= Work to complete =
Set down each entry from the block beneath, exactly as written.

#### Provided material ####

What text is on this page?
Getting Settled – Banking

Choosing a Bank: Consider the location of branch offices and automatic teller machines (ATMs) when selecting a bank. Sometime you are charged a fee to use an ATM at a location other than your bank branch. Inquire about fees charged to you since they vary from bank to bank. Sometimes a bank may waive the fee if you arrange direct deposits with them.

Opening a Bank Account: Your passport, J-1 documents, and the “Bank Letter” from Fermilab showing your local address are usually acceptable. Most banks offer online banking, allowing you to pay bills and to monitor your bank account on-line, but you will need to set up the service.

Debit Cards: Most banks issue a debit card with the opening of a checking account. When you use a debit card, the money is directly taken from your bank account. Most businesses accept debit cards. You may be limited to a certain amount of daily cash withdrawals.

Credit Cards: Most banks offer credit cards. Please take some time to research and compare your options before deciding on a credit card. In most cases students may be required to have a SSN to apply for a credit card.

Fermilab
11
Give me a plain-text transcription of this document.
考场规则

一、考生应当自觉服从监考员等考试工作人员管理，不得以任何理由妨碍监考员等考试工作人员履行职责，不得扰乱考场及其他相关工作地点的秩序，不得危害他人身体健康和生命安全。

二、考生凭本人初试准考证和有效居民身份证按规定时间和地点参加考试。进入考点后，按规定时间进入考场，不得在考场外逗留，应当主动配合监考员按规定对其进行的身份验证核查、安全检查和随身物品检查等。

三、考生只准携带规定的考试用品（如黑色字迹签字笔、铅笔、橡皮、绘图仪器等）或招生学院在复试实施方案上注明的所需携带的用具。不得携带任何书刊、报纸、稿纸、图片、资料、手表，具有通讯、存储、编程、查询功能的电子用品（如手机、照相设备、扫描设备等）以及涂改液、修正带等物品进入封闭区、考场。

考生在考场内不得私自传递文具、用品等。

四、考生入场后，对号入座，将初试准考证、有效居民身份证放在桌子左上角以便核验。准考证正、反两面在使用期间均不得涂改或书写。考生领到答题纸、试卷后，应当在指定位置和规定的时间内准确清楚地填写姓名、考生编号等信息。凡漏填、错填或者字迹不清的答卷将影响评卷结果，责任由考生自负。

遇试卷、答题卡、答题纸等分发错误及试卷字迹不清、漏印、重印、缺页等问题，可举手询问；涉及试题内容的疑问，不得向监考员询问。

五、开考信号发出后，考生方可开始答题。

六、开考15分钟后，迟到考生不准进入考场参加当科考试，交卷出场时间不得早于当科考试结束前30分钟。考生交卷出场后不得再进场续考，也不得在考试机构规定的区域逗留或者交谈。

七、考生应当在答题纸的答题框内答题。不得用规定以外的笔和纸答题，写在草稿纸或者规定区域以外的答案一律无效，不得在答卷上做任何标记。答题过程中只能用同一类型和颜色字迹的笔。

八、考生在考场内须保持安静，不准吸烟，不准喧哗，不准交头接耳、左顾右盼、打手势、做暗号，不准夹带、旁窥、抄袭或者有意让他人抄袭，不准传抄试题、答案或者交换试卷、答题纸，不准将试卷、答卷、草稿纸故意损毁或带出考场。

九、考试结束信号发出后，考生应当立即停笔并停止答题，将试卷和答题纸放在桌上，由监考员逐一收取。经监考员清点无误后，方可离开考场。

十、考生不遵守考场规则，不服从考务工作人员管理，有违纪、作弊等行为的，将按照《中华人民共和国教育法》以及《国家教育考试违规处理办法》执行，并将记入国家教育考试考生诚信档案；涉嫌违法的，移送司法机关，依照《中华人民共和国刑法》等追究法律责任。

####

= Response to this task =
What text is on this page?
Getting Settled – Banking

Choosing a Bank: Consider the location of branch offices and automatic teller machines (ATMs) when selecting a bank. Sometime you are charged a fee to use an ATM at a location other than your bank branch. Inquire about fees charged to you since they vary from bank to bank. Sometimes a bank may waive the fee if you arrange direct deposits with them.

Opening a Bank Account: Your passport, J-1 documents, and the “Bank Letter” from Fermilab showing your local address are usually acceptable. Most banks offer online banking, allowing you to pay bills and to monitor your bank account on-line, but you will need to set up the service.

Debit Cards: Most banks issue a debit card with the opening of a checking account. When you use a debit card, the money is directly taken from your bank account. Most businesses accept debit cards. You may be limited to a certain amount of daily cash withdrawals.

Credit Cards: Most banks offer credit cards. Please take some time to research and compare your options before deciding on a credit card. In most cases students may be required to have a SSN to apply for a credit card.

Fermilab
11
Give me a plain-text transcription of this document.
考场规则

一、考生应当自觉服从监考员等考试工作人员管理，不得以任何理由妨碍监考员等考试工作人员履行职责，不得扰乱考场及其他相关工作地点的秩序，不得危害他人身体健康和生命安全。

二、考生凭本人初试准考证和有效居民身份证按规定时间和地点参加考试。进入考点后，按规定时间进入考场，不得在考场外逗留，应当主动配合监考员按规定对其进行的身份验证核查、安全检查和随身物品检查等。

三、考生只准携带规定的考试用品（如黑色字迹签字笔、铅笔、橡皮、绘图仪器等）或招生学院在复试实施方案上注明的所需携带的用具。不得携带任何书刊、报纸、稿纸、图片、资料、手表，具有通讯、存储、编程、查询功能的电子用品（如手机、照相设备、扫描设备等）以及涂改液、修正带等物品进入封闭区、考场。

考生在考场内不得私自传递文具、用品等。

四、考生入场后，对号入座，将初试准考证、有效居民身份证放在桌子左上角以便核验。准考证正、反两面在使用期间均不得涂改或书写。考生领到答题纸、试卷后，应当在指定位置和规定的时间内准确清楚地填写姓名、考生编号等信息。凡漏填、错填或者字迹不清的答卷将影响评卷结果，责任由考生自负。

遇试卷、答题卡、答题纸等分发错误及试卷字迹不清、漏印、重印、缺页等问题，可举手询问；涉及试题内容的疑问，不得向监考员询问。

五、开考信号发出后，考生方可开始答题。

六、开考15分钟后，迟到考生不准进入考场参加当科考试，交卷出场时间不得早于当科考试结束前30分钟。考生交卷出场后不得再进场续考，也不得在考试机构规定的区域逗留或者交谈。

七、考生应当在答题纸的答题框内答题。不得用规定以外的笔和纸答题，写在草稿纸或者规定区域以外的答案一律无效，不得在答卷上做任何标记。答题过程中只能用同一类型和颜色字迹的笔。

八、考生在考场内须保持安静，不准吸烟，不准喧哗，不准交头接耳、左顾右盼、打手势、做暗号，不准夹带、旁窥、抄袭或者有意让他人抄袭，不准传抄试题、答案或者交换试卷、答题纸，不准将试卷、答卷、草稿纸故意损毁或带出考场。

九、考试结束信号发出后，考生应当立即停笔并停止答题，将试卷和答题纸放在桌上，由监考员逐一收取。经监考员清点无误后，方可离开考场。

十、考生不遵守考场规则，不服从考务工作人员管理，有违纪、作弊等行为的，将按照《中华人民共和国教育法》以及《国家教育考试违规处理办法》执行，并将记入国家教育考试考生诚信档案；涉嫌违法的，移送司法机关，依照《中华人民共和国刑法》等追究法律责任。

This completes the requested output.